== Goal of the exercise ==
Transcribe each record exactly. Include every one.

[Figure record extracts]
━━━━━━
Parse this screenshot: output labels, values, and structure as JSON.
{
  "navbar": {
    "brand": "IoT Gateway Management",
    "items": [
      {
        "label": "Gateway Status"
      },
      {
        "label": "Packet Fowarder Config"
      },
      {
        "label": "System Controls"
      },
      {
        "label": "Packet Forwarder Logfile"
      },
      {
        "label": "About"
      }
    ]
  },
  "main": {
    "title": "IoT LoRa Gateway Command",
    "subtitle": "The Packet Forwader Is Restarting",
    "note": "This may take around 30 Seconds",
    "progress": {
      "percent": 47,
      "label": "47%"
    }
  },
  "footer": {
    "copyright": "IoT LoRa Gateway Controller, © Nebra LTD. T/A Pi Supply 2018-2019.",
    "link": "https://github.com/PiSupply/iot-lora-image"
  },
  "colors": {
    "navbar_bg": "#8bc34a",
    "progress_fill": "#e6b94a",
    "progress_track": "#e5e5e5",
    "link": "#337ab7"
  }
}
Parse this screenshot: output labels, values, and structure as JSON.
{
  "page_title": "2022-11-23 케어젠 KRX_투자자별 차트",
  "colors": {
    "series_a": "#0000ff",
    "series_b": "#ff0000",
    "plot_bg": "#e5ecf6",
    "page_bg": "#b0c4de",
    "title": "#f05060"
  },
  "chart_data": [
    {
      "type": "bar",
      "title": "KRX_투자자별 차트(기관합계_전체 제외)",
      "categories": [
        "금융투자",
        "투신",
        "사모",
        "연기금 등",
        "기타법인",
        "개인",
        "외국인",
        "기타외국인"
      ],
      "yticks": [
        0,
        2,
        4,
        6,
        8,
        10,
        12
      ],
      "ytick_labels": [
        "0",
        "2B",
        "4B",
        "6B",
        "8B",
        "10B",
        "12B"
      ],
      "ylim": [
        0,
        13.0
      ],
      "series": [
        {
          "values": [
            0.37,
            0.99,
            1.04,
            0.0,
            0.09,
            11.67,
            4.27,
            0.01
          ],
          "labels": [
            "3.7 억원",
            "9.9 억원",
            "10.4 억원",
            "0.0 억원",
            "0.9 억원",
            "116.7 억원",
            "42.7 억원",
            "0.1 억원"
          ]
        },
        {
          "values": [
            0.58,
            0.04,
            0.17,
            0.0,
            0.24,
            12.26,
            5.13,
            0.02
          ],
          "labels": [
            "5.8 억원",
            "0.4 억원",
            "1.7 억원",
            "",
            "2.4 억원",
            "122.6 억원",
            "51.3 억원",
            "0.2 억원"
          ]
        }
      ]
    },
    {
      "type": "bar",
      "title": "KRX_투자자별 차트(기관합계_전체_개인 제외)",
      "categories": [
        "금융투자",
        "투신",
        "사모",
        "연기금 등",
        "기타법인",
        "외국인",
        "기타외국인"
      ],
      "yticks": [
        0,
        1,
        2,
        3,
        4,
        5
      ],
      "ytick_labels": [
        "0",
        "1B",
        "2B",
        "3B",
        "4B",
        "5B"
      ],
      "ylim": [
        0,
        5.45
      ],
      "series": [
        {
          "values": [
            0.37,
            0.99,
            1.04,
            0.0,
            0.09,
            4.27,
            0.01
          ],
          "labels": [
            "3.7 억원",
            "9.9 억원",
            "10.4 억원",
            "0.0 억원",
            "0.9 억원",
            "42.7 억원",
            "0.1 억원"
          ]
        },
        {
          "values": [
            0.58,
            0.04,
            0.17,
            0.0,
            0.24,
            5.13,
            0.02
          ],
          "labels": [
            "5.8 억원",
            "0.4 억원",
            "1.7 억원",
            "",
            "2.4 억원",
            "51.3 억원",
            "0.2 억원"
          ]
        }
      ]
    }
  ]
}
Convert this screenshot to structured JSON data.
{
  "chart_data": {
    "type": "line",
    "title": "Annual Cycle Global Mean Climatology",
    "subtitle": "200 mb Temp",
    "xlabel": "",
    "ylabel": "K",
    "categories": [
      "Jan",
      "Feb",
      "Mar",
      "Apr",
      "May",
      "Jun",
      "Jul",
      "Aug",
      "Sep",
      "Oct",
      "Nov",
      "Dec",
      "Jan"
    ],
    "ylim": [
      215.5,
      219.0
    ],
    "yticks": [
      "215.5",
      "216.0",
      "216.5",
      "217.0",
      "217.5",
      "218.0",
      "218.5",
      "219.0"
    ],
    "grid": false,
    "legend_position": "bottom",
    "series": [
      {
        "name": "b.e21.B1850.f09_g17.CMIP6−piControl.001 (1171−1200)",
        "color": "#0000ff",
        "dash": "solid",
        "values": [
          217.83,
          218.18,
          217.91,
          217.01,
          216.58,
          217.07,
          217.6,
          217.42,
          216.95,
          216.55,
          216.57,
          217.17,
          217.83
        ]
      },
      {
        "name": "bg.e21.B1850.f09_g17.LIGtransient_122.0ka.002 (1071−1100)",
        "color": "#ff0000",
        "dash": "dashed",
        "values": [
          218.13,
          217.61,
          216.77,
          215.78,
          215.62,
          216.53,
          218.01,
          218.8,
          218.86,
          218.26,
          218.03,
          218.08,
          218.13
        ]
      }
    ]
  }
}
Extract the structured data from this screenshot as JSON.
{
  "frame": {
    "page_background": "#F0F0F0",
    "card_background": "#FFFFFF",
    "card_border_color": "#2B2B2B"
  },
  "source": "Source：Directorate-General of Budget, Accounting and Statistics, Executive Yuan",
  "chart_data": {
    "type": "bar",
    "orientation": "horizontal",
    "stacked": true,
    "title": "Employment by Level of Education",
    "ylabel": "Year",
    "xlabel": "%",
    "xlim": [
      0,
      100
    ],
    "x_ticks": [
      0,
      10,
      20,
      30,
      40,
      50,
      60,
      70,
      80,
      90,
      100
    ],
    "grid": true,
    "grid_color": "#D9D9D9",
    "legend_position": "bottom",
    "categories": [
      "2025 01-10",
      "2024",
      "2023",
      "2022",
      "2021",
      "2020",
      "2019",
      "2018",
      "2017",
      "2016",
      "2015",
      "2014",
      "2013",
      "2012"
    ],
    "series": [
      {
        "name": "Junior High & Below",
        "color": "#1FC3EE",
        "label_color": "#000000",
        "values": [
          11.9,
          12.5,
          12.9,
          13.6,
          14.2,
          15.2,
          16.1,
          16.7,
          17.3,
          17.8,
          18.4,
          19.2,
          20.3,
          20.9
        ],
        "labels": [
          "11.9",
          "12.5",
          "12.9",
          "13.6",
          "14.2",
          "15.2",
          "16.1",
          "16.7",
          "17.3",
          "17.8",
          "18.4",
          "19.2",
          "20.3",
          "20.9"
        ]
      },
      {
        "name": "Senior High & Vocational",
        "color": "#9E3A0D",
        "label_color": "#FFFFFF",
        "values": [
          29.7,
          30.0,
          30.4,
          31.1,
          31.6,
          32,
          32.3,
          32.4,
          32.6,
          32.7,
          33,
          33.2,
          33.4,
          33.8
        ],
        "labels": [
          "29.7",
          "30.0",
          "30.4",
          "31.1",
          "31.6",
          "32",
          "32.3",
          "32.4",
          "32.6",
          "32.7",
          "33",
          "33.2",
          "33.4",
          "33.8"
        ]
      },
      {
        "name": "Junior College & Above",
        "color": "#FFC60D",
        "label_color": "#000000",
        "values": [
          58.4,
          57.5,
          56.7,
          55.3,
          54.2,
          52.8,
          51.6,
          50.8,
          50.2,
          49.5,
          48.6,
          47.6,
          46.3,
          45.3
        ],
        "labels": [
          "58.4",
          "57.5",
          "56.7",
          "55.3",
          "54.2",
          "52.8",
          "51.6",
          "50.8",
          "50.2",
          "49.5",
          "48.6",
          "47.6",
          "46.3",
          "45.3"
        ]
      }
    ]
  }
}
━━━━━━
== Complete answer ==
Parse this screenshot: output labels, values, and structure as JSON.
{
  "navbar": {
    "brand": "IoT Gateway Management",
    "items": [
      {
        "label": "Gateway Status"
      },
      {
        "label": "Packet Fowarder Config"
      },
      {
        "label": "System Controls"
      },
      {
        "label": "Packet Forwarder Logfile"
      },
      {
        "label": "About"
      }
    ]
  },
  "main": {
    "title": "IoT LoRa Gateway Command",
    "subtitle": "The Packet Forwader Is Restarting",
    "note": "This may take around 30 Seconds",
    "progress": {
      "percent": 47,
      "label": "47%"
    }
  },
  "footer": {
    "copyright": "IoT LoRa Gateway Controller, © Nebra LTD. T/A Pi Supply 2018-2019.",
    "link": "https://github.com/PiSupply/iot-lora-image"
  },
  "colors": {
    "navbar_bg": "#8bc34a",
    "progress_fill": "#e6b94a",
    "progress_track": "#e5e5e5",
    "link": "#337ab7"
  }
}
Parse this screenshot: output labels, values, and structure as JSON.
{
  "page_title": "2022-11-23 케어젠 KRX_투자자별 차트",
  "colors": {
    "series_a": "#0000ff",
    "series_b": "#ff0000",
    "plot_bg": "#e5ecf6",
    "page_bg": "#b0c4de",
    "title": "#f05060"
  },
  "chart_data": [
    {
      "type": "bar",
      "title": "KRX_투자자별 차트(기관합계_전체 제외)",
      "categories": [
        "금융투자",
        "투신",
        "사모",
        "연기금 등",
        "기타법인",
        "개인",
        "외국인",
        "기타외국인"
      ],
      "yticks": [
        0,
        2,
        4,
        6,
        8,
        10,
        12
      ],
      "ytick_labels": [
        "0",
        "2B",
        "4B",
        "6B",
        "8B",
        "10B",
        "12B"
      ],
      "ylim": [
        0,
        13.0
      ],
      "series": [
        {
          "values": [
            0.37,
            0.99,
            1.04,
            0.0,
            0.09,
            11.67,
            4.27,
            0.01
          ],
          "labels": [
            "3.7 억원",
            "9.9 억원",
            "10.4 억원",
            "0.0 억원",
            "0.9 억원",
            "116.7 억원",
            "42.7 억원",
            "0.1 억원"
          ]
        },
        {
          "values": [
            0.58,
            0.04,
            0.17,
            0.0,
            0.24,
            12.26,
            5.13,
            0.02
          ],
          "labels": [
            "5.8 억원",
            "0.4 억원",
            "1.7 억원",
            "",
            "2.4 억원",
            "122.6 억원",
            "51.3 억원",
            "0.2 억원"
          ]
        }
      ]
    },
    {
      "type": "bar",
      "title": "KRX_투자자별 차트(기관합계_전체_개인 제외)",
      "categories": [
        "금융투자",
        "투신",
        "사모",
        "연기금 등",
        "기타법인",
        "외국인",
        "기타외국인"
      ],
      "yticks": [
        0,
        1,
        2,
        3,
        4,
        5
      ],
      "ytick_labels": [
        "0",
        "1B",
        "2B",
        "3B",
        "4B",
        "5B"
      ],
      "ylim": [
        0,
        5.45
      ],
      "series": [
        {
          "values": [
            0.37,
            0.99,
            1.04,
            0.0,
            0.09,
            4.27,
            0.01
          ],
          "labels": [
            "3.7 억원",
            "9.9 억원",
            "10.4 억원",
            "0.0 억원",
            "0.9 억원",
            "42.7 억원",
            "0.1 억원"
          ]
        },
        {
          "values": [
            0.58,
            0.04,
            0.17,
            0.0,
            0.24,
            5.13,
            0.02
          ],
          "labels": [
            "5.8 억원",
            "0.4 억원",
            "1.7 억원",
            "",
            "2.4 억원",
            "51.3 억원",
            "0.2 억원"
          ]
        }
      ]
    }
  ]
}
Convert this screenshot to structured JSON data.
{
  "chart_data": {
    "type": "line",
    "title": "Annual Cycle Global Mean Climatology",
    "subtitle": "200 mb Temp",
    "xlabel": "",
    "ylabel": "K",
    "categories": [
      "Jan",
      "Feb",
      "Mar",
      "Apr",
      "May",
      "Jun",
      "Jul",
      "Aug",
      "Sep",
      "Oct",
      "Nov",
      "Dec",
      "Jan"
    ],
    "ylim": [
      215.5,
      219.0
    ],
    "yticks": [
      "215.5",
      "216.0",
      "216.5",
      "217.0",
      "217.5",
      "218.0",
      "218.5",
      "219.0"
    ],
    "grid": false,
    "legend_position": "bottom",
    "series": [
      {
        "name": "b.e21.B1850.f09_g17.CMIP6−piControl.001 (1171−1200)",
        "color": "#0000ff",
        "dash": "solid",
        "values": [
          217.83,
          218.18,
          217.91,
          217.01,
          216.58,
          217.07,
          217.6,
          217.42,
          216.95,
          216.55,
          216.57,
          217.17,
          217.83
        ]
      },
      {
        "name": "bg.e21.B1850.f09_g17.LIGtransient_122.0ka.002 (1071−1100)",
        "color": "#ff0000",
        "dash": "dashed",
        "values": [
          218.13,
          217.61,
          216.77,
          215.78,
          215.62,
          216.53,
          218.01,
          218.8,
          218.86,
          218.26,
          218.03,
          218.08,
          218.13
        ]
      }
    ]
  }
}
Extract the structured data from this screenshot as JSON.
{
  "frame": {
    "page_background": "#F0F0F0",
    "card_background": "#FFFFFF",
    "card_border_color": "#2B2B2B"
  },
  "source": "Source：Directorate-General of Budget, Accounting and Statistics, Executive Yuan",
  "chart_data": {
    "type": "bar",
    "orientation": "horizontal",
    "stacked": true,
    "title": "Employment by Level of Education",
    "ylabel": "Year",
    "xlabel": "%",
    "xlim": [
      0,
      100
    ],
    "x_ticks": [
      0,
      10,
      20,
      30,
      40,
      50,
      60,
      70,
      80,
      90,
      100
    ],
    "grid": true,
    "grid_color": "#D9D9D9",
    "legend_position": "bottom",
    "categories": [
      "2025 01-10",
      "2024",
      "2023",
      "2022",
      "2021",
      "2020",
      "2019",
      "2018",
      "2017",
      "2016",
      "2015",
      "2014",
      "2013",
      "2012"
    ],
    "series": [
      {
        "name": "Junior High & Below",
        "color": "#1FC3EE",
        "label_color": "#000000",
        "values": [
          11.9,
          12.5,
          12.9,
          13.6,
          14.2,
          15.2,
          16.1,
          16.7,
          17.3,
          17.8,
          18.4,
          19.2,
          20.3,
          20.9
        ],
        "labels": [
          "11.9",
          "12.5",
          "12.9",
          "13.6",
          "14.2",
          "15.2",
          "16.1",
          "16.7",
          "17.3",
          "17.8",
          "18.4",
          "19.2",
          "20.3",
          "20.9"
        ]
      },
      {
        "name": "Senior High & Vocational",
        "color": "#9E3A0D",
        "label_color": "#FFFFFF",
        "values": [
          29.7,
          30.0,
          30.4,
          31.1,
          31.6,
          32,
          32.3,
          32.4,
          32.6,
          32.7,
          33,
          33.2,
          33.4,
          33.8
        ],
        "labels": [
          "29.7",
          "30.0",
          "30.4",
          "31.1",
          "31.6",
          "32",
          "32.3",
          "32.4",
          "32.6",
          "32.7",
          "33",
          "33.2",
          "33.4",
          "33.8"
        ]
      },
      {
        "name": "Junior College & Above",
        "color": "#FFC60D",
        "label_color": "#000000",
        "values": [
          58.4,
          57.5,
          56.7,
          55.3,
          54.2,
          52.8,
          51.6,
          50.8,
          50.2,
          49.5,
          48.6,
          47.6,
          46.3,
          45.3
        ],
        "labels": [
          "58.4",
          "57.5",
          "56.7",
          "55.3",
          "54.2",
          "52.8",
          "51.6",
          "50.8",
          "50.2",
          "49.5",
          "48.6",
          "47.6",
          "46.3",
          "45.3"
        ]
      }
    ]
  }
}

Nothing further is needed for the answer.